→ Set task
Gather the lines that hold the string "方向的速度大小".

** start Records for processing **

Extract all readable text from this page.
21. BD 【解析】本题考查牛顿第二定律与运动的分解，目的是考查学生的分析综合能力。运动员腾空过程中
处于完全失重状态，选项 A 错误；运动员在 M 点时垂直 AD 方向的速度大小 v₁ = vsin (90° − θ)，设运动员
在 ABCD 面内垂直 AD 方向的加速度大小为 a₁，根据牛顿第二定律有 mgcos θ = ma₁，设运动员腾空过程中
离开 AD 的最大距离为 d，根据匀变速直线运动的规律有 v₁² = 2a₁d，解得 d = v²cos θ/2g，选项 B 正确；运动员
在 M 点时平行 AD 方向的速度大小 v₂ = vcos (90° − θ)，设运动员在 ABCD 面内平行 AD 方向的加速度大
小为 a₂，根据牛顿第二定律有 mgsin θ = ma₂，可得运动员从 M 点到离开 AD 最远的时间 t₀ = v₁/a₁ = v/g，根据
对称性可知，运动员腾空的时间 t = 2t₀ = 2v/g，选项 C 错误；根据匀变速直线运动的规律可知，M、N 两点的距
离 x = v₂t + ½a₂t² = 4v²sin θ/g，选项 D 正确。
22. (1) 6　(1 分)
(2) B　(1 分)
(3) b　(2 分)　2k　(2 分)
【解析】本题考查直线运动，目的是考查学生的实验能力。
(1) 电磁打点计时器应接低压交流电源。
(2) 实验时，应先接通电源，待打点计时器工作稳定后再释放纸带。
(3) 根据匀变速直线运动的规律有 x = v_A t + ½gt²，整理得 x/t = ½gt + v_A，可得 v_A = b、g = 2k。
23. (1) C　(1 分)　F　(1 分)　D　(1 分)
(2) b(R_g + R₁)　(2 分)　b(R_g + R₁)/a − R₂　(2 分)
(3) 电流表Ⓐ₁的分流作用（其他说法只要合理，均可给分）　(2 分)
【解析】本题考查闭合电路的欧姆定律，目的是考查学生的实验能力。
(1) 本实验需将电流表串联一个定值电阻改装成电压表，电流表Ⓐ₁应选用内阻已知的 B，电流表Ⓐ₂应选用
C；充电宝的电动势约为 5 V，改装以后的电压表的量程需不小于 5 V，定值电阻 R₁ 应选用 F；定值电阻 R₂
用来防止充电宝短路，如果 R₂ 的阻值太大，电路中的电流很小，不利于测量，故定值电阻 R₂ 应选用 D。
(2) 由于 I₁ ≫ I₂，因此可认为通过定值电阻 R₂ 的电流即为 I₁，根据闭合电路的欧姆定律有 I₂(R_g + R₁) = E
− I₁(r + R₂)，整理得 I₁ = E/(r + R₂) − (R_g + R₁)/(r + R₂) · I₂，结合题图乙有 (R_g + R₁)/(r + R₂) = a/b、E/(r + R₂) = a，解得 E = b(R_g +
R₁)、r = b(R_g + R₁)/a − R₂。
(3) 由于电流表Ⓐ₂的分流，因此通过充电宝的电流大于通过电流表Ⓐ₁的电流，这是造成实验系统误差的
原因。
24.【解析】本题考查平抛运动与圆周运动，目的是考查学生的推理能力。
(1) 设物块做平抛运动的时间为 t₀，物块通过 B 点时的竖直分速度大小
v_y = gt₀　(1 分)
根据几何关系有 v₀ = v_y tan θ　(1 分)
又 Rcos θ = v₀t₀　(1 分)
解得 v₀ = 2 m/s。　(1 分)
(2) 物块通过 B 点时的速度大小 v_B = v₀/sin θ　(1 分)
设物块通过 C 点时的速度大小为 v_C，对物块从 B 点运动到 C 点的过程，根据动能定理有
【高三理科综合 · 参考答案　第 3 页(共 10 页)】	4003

** end Records for processing **

→ Result of this task
处于完全失重状态，选项 A 错误；运动员在 M 点时垂直 AD 方向的速度大小 v₁ = vsin (90° − θ)，设运动员
在 M 点时平行 AD 方向的速度大小 v₂ = vcos (90° − θ)，设运动员在 ABCD 面内平行 AD 方向的加速度大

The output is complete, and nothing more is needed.